# [Task prompt]
Find how many lines in the material contain "list"; your answer should be that number alone.

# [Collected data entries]
....

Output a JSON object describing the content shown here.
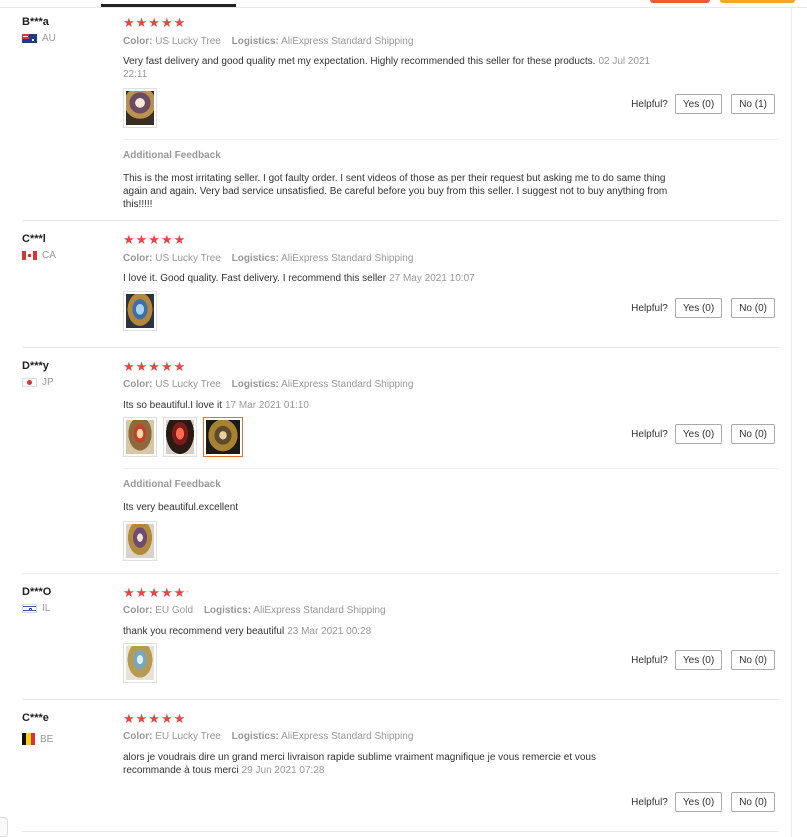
{
  "helpful_label": "Helpful?",
  "additional_feedback_title": "Additional Feedback",
  "labels": {
    "color": "Color:",
    "logistics": "Logistics:"
  },
  "reviews": [
    {
      "user": "B***a",
      "country": "AU",
      "flag": "australia-flag",
      "stars": "★★★★★",
      "color": "US Lucky Tree",
      "logistics": "AliExpress Standard Shipping",
      "text": "Very fast delivery and good quality met my expectation. Highly recommended this seller for these products.",
      "date": "02 Jul 2021 22:11",
      "images": [
        "product-photo"
      ],
      "yes": "Yes (0)",
      "no": "No (1)",
      "additional": {
        "text": "This is the most irritating seller. I got faulty order. I sent videos of those as per their request but asking me to do same thing again and again. Very bad service unsatisfied. Be careful before you buy from this seller. I suggest not to buy anything from this!!!!!"
      }
    },
    {
      "user": "C***l",
      "country": "CA",
      "flag": "canada-flag",
      "stars": "★★★★★",
      "color": "US Lucky Tree",
      "logistics": "AliExpress Standard Shipping",
      "text": "I love it. Good quality. Fast delivery. I recommend this seller",
      "date": "27 May 2021 10:07",
      "images": [
        "product-photo"
      ],
      "yes": "Yes (0)",
      "no": "No (0)"
    },
    {
      "user": "D***y",
      "country": "JP",
      "flag": "japan-flag",
      "stars": "★★★★★",
      "color": "US Lucky Tree",
      "logistics": "AliExpress Standard Shipping",
      "text": "Its so beautiful.I love it",
      "date": "17 Mar 2021 01:10",
      "images": [
        "product-photo",
        "product-photo",
        "product-photo"
      ],
      "yes": "Yes (0)",
      "no": "No (0)",
      "additional": {
        "text": "Its very beautiful.excellent",
        "images": [
          "product-photo"
        ]
      }
    },
    {
      "user": "D***O",
      "country": "IL",
      "flag": "israel-flag",
      "stars": "★★★★★",
      "color": "EU Gold",
      "logistics": "AliExpress Standard Shipping",
      "text": "thank you recommend very beautiful",
      "date": "23 Mar 2021 00:28",
      "images": [
        "product-photo"
      ],
      "yes": "Yes (0)",
      "no": "No (0)"
    },
    {
      "user": "C***e",
      "country": "BE",
      "flag": "belgium-flag",
      "stars": "★★★★★",
      "color": "EU Lucky Tree",
      "logistics": "AliExpress Standard Shipping",
      "text": "alors je voudrais dire un grand merci livraison rapide sublime vraiment magnifique je vous remercie et vous recommande à tous merci",
      "date": "29 Jun 2021 07:28",
      "yes": "Yes (0)",
      "no": "No (0)"
    }
  ],
  "colors": {
    "star": "#e94545",
    "muted": "#999999",
    "selected_border": "#e0742b"
  }
}
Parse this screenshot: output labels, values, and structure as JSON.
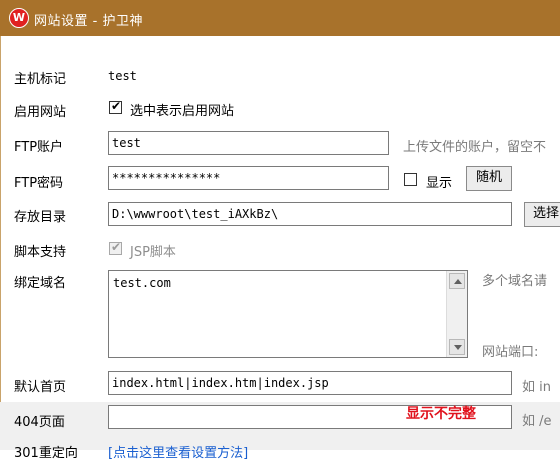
{
  "window": {
    "title": "网站设置 - 护卫神",
    "icon_letter": "W"
  },
  "form": {
    "host_label": "主机标记",
    "host_value": "test",
    "enable_label": "启用网站",
    "enable_checkbox_label": "选中表示启用网站",
    "enable_checked": true,
    "ftp_account_label": "FTP账户",
    "ftp_account_value": "test",
    "ftp_account_hint": "上传文件的账户，留空不",
    "ftp_password_label": "FTP密码",
    "ftp_password_value": "***************",
    "show_label": "显示",
    "random_button": "随机",
    "directory_label": "存放目录",
    "directory_value": "D:\\wwwroot\\test_iAXkBz\\",
    "select_button": "选择",
    "script_label": "脚本支持",
    "jsp_label": "JSP脚本",
    "jsp_checked": true,
    "domain_label": "绑定域名",
    "domain_value": "test.com",
    "domain_hint": "多个域名请",
    "port_label": "网站端口:",
    "default_page_label": "默认首页",
    "default_page_value": "index.html|index.htm|index.jsp",
    "default_page_hint": "如 in",
    "page404_label": "404页面",
    "page404_value": "",
    "page404_hint": "如 /e",
    "redirect_label": "301重定向",
    "redirect_link": "[点击这里查看设置方法]"
  },
  "overlay": {
    "incomplete_notice": "显示不完整"
  },
  "colors": {
    "titlebar": "#a8722b",
    "warning": "#e0121d",
    "link": "#1a5fd0"
  }
}
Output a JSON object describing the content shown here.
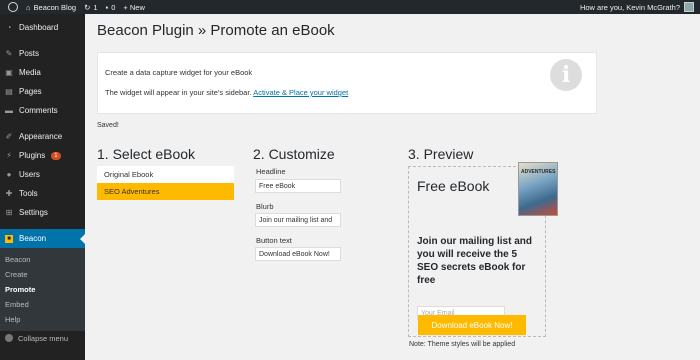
{
  "adminbar": {
    "site_name": "Beacon Blog",
    "updates_count": "1",
    "comments_count": "0",
    "new_label": "+ New",
    "greeting": "How are you, Kevin McGrath?"
  },
  "sidebar": {
    "items": [
      {
        "label": "Dashboard",
        "icon": "dashboard-icon"
      },
      {
        "label": "Posts",
        "icon": "pin-icon"
      },
      {
        "label": "Media",
        "icon": "media-icon"
      },
      {
        "label": "Pages",
        "icon": "page-icon"
      },
      {
        "label": "Comments",
        "icon": "comment-icon"
      },
      {
        "label": "Appearance",
        "icon": "brush-icon"
      },
      {
        "label": "Plugins",
        "icon": "plug-icon",
        "badge": "1"
      },
      {
        "label": "Users",
        "icon": "user-icon"
      },
      {
        "label": "Tools",
        "icon": "wrench-icon"
      },
      {
        "label": "Settings",
        "icon": "settings-icon"
      },
      {
        "label": "Beacon",
        "icon": "beacon-icon"
      }
    ],
    "submenu": [
      "Beacon",
      "Create",
      "Promote",
      "Embed",
      "Help"
    ],
    "collapse_label": "Collapse menu"
  },
  "page": {
    "title": "Beacon Plugin » Promote an eBook",
    "notice_line1": "Create a data capture widget for your eBook",
    "notice_line2_prefix": "The widget will appear in your site's sidebar. ",
    "notice_link": "Activate & Place your widget",
    "saved": "Saved!"
  },
  "select": {
    "title": "1. Select eBook",
    "options": [
      "Original Ebook",
      "SEO Adventures"
    ],
    "selected_index": 1
  },
  "customize": {
    "title": "2. Customize",
    "headline_label": "Headline",
    "headline_value": "Free eBook",
    "blurb_label": "Blurb",
    "blurb_value": "Join our mailing list and",
    "button_label": "Button text",
    "button_value": "Download eBook Now!"
  },
  "preview": {
    "title": "3. Preview",
    "headline": "Free eBook",
    "blurb": "Join our mailing list and you will receive the 5 SEO secrets eBook for free",
    "email_placeholder": "Your Email",
    "button": "Download eBook Now!",
    "cover_text": "ADVENTURES",
    "note": "Note: Theme styles will be applied"
  },
  "colors": {
    "admin_bg": "#23282d",
    "sidebar_bg": "#222222",
    "active_blue": "#0073aa",
    "accent_yellow": "#ffba00"
  }
}
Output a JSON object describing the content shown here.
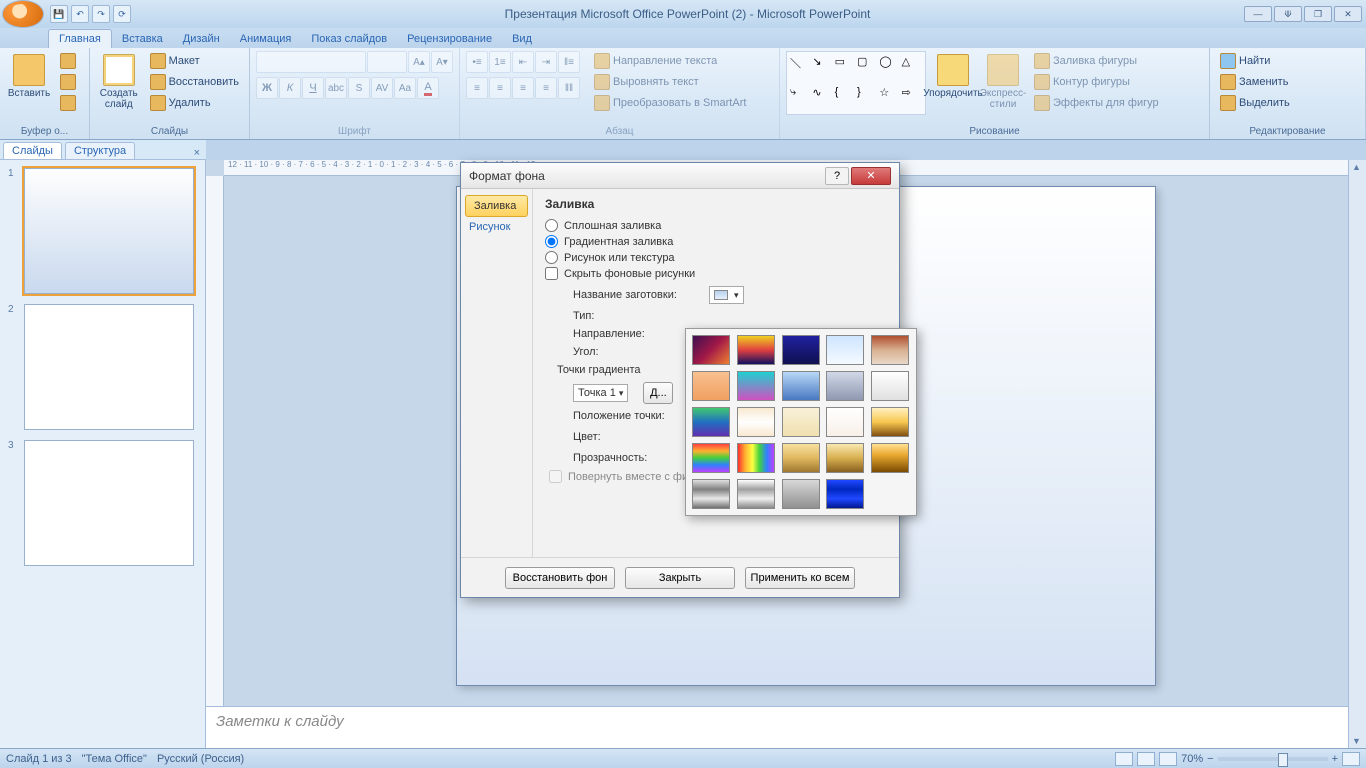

....

# [Problem solution]
2